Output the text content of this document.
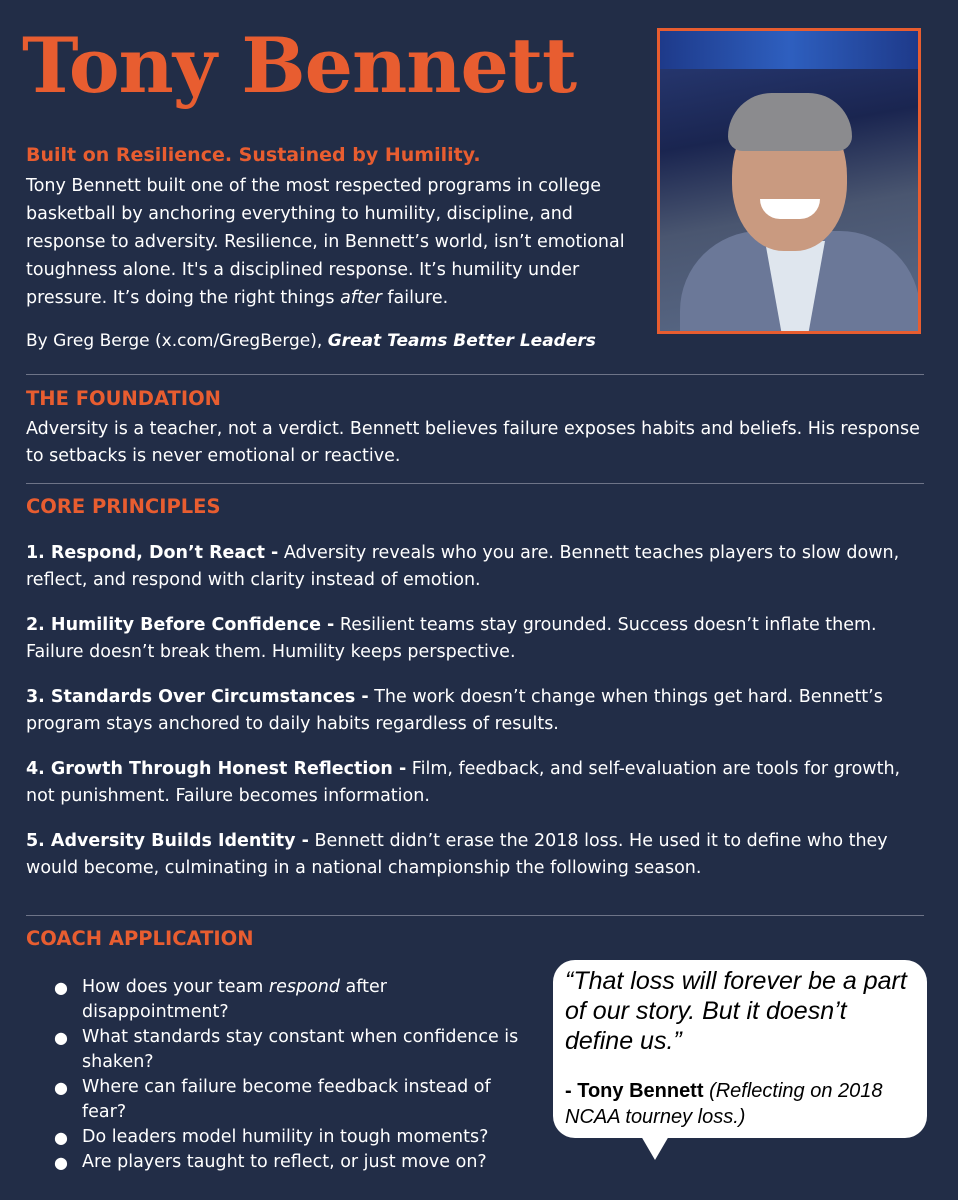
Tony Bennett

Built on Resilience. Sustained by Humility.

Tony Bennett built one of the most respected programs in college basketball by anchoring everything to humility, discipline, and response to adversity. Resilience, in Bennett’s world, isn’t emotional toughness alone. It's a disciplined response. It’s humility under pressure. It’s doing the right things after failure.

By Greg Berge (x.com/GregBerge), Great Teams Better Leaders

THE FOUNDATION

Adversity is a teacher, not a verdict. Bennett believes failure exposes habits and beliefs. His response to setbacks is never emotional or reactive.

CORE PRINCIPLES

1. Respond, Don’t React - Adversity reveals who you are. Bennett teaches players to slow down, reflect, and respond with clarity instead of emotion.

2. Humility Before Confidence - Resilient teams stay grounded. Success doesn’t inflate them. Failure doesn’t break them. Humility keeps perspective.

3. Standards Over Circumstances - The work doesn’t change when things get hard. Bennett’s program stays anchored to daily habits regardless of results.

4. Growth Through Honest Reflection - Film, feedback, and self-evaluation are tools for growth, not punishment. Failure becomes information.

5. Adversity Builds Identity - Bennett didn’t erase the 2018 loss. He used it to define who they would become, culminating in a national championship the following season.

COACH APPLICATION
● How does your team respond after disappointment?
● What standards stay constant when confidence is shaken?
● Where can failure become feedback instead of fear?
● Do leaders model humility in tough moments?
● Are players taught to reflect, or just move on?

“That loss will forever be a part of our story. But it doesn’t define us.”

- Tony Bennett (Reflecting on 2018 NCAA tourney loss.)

......

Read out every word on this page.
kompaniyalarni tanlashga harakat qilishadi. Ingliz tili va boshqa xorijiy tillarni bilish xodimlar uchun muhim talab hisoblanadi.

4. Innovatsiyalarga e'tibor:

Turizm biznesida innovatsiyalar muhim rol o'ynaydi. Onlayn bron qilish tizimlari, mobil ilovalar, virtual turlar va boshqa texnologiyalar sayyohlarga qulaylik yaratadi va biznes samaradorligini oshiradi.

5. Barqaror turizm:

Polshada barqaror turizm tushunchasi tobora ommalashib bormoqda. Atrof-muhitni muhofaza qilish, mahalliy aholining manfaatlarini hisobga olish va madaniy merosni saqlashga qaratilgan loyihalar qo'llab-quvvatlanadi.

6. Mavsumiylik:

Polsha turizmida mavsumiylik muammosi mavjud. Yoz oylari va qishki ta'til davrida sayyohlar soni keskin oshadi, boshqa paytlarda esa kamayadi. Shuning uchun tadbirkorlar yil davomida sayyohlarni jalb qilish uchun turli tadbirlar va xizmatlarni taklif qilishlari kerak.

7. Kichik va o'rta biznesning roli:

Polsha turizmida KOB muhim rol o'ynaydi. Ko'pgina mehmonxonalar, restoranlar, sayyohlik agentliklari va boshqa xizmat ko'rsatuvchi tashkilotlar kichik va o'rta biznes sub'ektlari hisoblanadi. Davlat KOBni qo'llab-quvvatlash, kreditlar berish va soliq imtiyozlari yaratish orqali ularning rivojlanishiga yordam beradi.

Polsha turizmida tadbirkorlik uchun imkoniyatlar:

......

• **TASK OBJECTIVE**
Copy each line of the preceding data that contains the string "this".

• **FINAL RESULT**
Output the text content of this document.
Read out every word on this page.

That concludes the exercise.